## Goal of the exercise
Make an exact copy of each entry, leaving out every picture.

## Supplied information
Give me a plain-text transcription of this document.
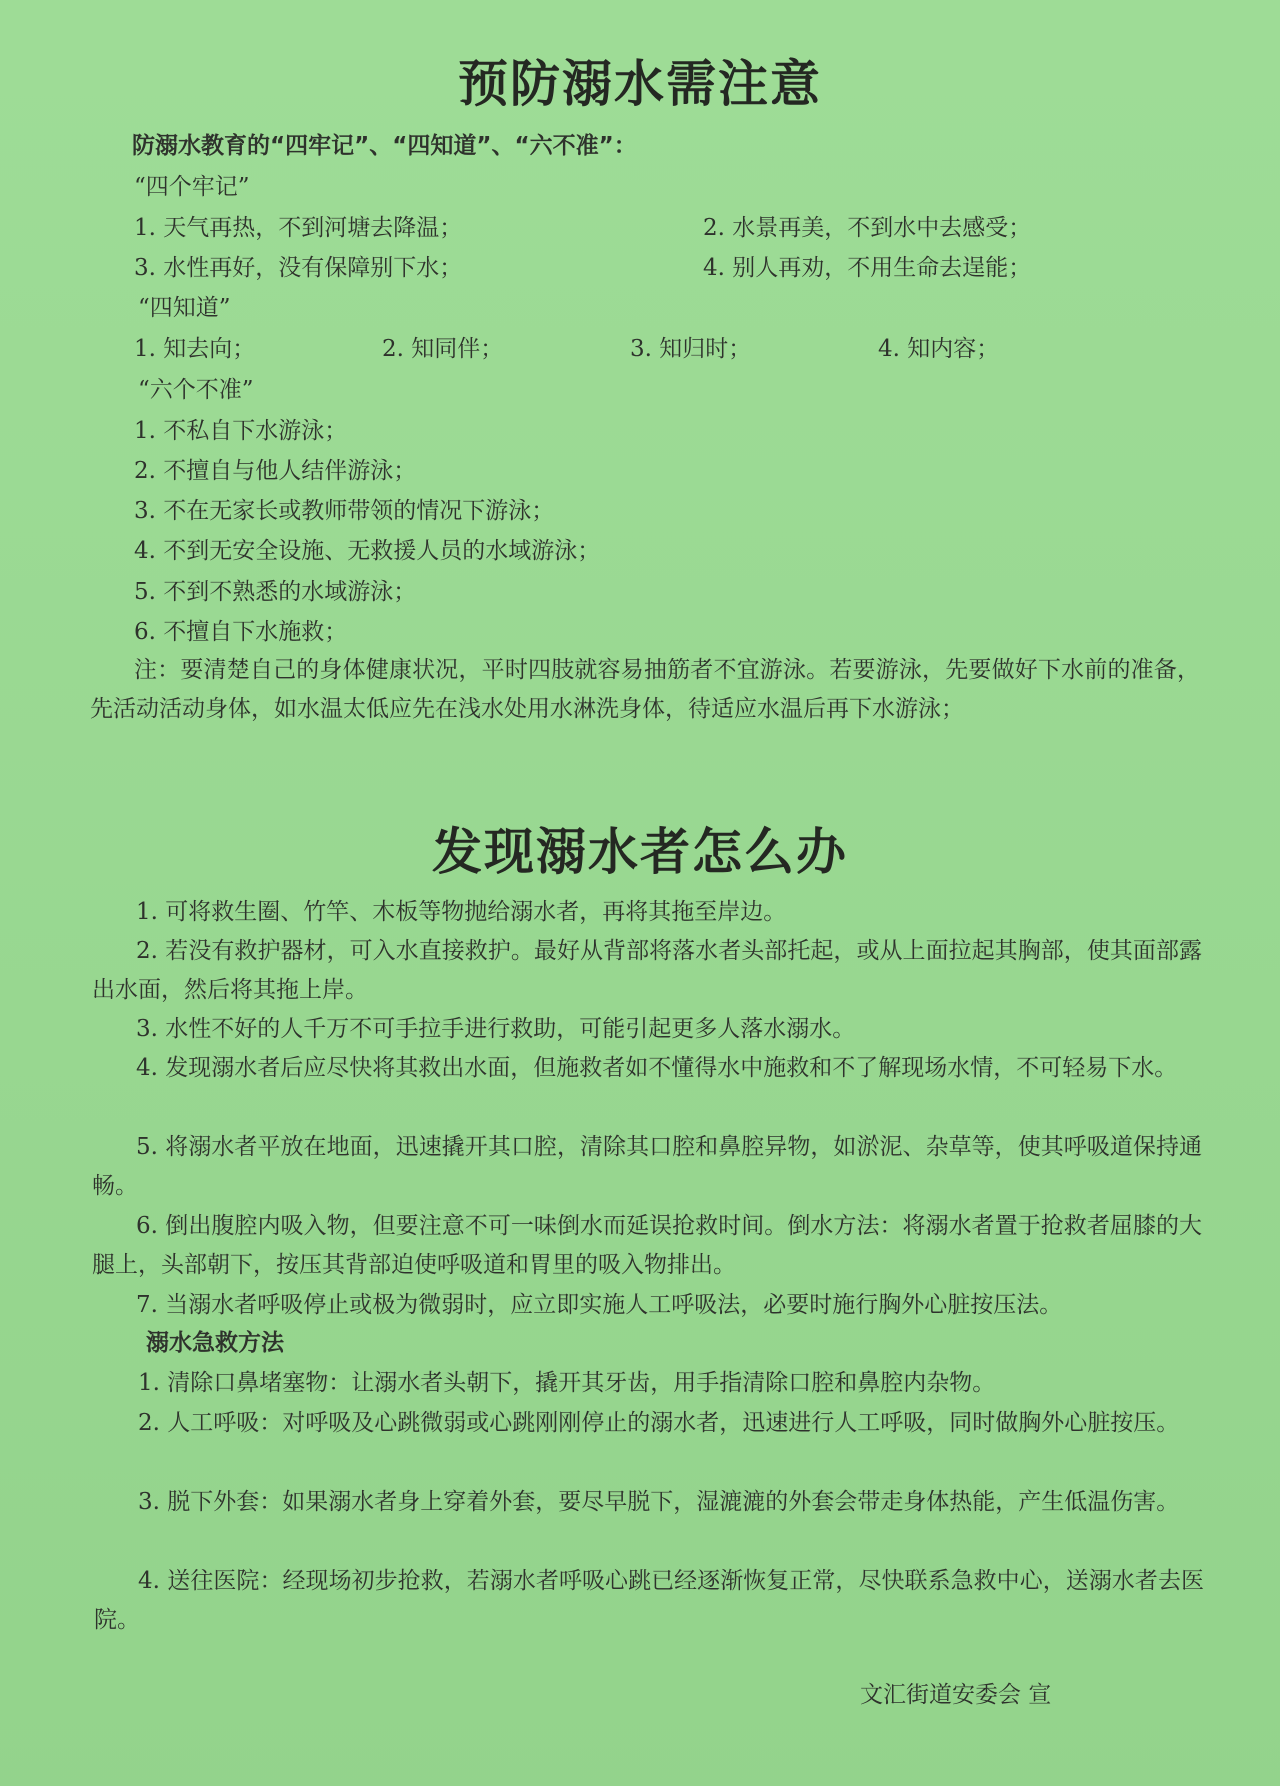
预防溺水需注意
防溺水教育的“四牢记”、“四知道”、“六不准”：
“四个牢记”
1. 天气再热，不到河塘去降温；	2. 水景再美，不到水中去感受；
3. 水性再好，没有保障别下水；	4. 别人再劝，不用生命去逞能；
“四知道”
1. 知去向；	2. 知同伴；	3. 知归时；	4. 知内容；
“六个不准”
1. 不私自下水游泳；
2. 不擅自与他人结伴游泳；
3. 不在无家长或教师带领的情况下游泳；
4. 不到无安全设施、无救援人员的水域游泳；
5. 不到不熟悉的水域游泳；
6. 不擅自下水施救；
注：要清楚自己的身体健康状况，平时四肢就容易抽筋者不宜游泳。若要游泳，先要做好下水前的准备，先活动活动身体，如水温太低应先在浅水处用水淋洗身体，待适应水温后再下水游泳；
发现溺水者怎么办
1. 可将救生圈、竹竿、木板等物抛给溺水者，再将其拖至岸边。
2. 若没有救护器材，可入水直接救护。最好从背部将落水者头部托起，或从上面拉起其胸部，使其面部露出水面，然后将其拖上岸。
3. 水性不好的人千万不可手拉手进行救助，可能引起更多人落水溺水。
4. 发现溺水者后应尽快将其救出水面，但施救者如不懂得水中施救和不了解现场水情，不可轻易下水。
5. 将溺水者平放在地面，迅速撬开其口腔，清除其口腔和鼻腔异物，如淤泥、杂草等，使其呼吸道保持通畅。
6. 倒出腹腔内吸入物，但要注意不可一味倒水而延误抢救时间。倒水方法：将溺水者置于抢救者屈膝的大腿上，头部朝下，按压其背部迫使呼吸道和胃里的吸入物排出。
7. 当溺水者呼吸停止或极为微弱时，应立即实施人工呼吸法，必要时施行胸外心脏按压法。
溺水急救方法
1. 清除口鼻堵塞物：让溺水者头朝下，撬开其牙齿，用手指清除口腔和鼻腔内杂物。
2. 人工呼吸：对呼吸及心跳微弱或心跳刚刚停止的溺水者，迅速进行人工呼吸，同时做胸外心脏按压。
3. 脱下外套：如果溺水者身上穿着外套，要尽早脱下，湿漉漉的外套会带走身体热能，产生低温伤害。
4. 送往医院：经现场初步抢救，若溺水者呼吸心跳已经逐渐恢复正常，尽快联系急救中心，送溺水者去医院。
文汇街道安委会 宣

## Reply
Give me a plain-text transcription of this document.
预防溺水需注意
防溺水教育的“四牢记”、“四知道”、“六不准”：
“四个牢记”
1. 天气再热，不到河塘去降温；	2. 水景再美，不到水中去感受；
3. 水性再好，没有保障别下水；	4. 别人再劝，不用生命去逞能；
“四知道”
1. 知去向；	2. 知同伴；	3. 知归时；	4. 知内容；
“六个不准”
1. 不私自下水游泳；
2. 不擅自与他人结伴游泳；
3. 不在无家长或教师带领的情况下游泳；
4. 不到无安全设施、无救援人员的水域游泳；
5. 不到不熟悉的水域游泳；
6. 不擅自下水施救；
注：要清楚自己的身体健康状况，平时四肢就容易抽筋者不宜游泳。若要游泳，先要做好下水前的准备，先活动活动身体，如水温太低应先在浅水处用水淋洗身体，待适应水温后再下水游泳；
发现溺水者怎么办
1. 可将救生圈、竹竿、木板等物抛给溺水者，再将其拖至岸边。
2. 若没有救护器材，可入水直接救护。最好从背部将落水者头部托起，或从上面拉起其胸部，使其面部露出水面，然后将其拖上岸。
3. 水性不好的人千万不可手拉手进行救助，可能引起更多人落水溺水。
4. 发现溺水者后应尽快将其救出水面，但施救者如不懂得水中施救和不了解现场水情，不可轻易下水。
5. 将溺水者平放在地面，迅速撬开其口腔，清除其口腔和鼻腔异物，如淤泥、杂草等，使其呼吸道保持通畅。
6. 倒出腹腔内吸入物，但要注意不可一味倒水而延误抢救时间。倒水方法：将溺水者置于抢救者屈膝的大腿上，头部朝下，按压其背部迫使呼吸道和胃里的吸入物排出。
7. 当溺水者呼吸停止或极为微弱时，应立即实施人工呼吸法，必要时施行胸外心脏按压法。
溺水急救方法
1. 清除口鼻堵塞物：让溺水者头朝下，撬开其牙齿，用手指清除口腔和鼻腔内杂物。
2. 人工呼吸：对呼吸及心跳微弱或心跳刚刚停止的溺水者，迅速进行人工呼吸，同时做胸外心脏按压。
3. 脱下外套：如果溺水者身上穿着外套，要尽早脱下，湿漉漉的外套会带走身体热能，产生低温伤害。
4. 送往医院：经现场初步抢救，若溺水者呼吸心跳已经逐渐恢复正常，尽快联系急救中心，送溺水者去医院。
文汇街道安委会 宣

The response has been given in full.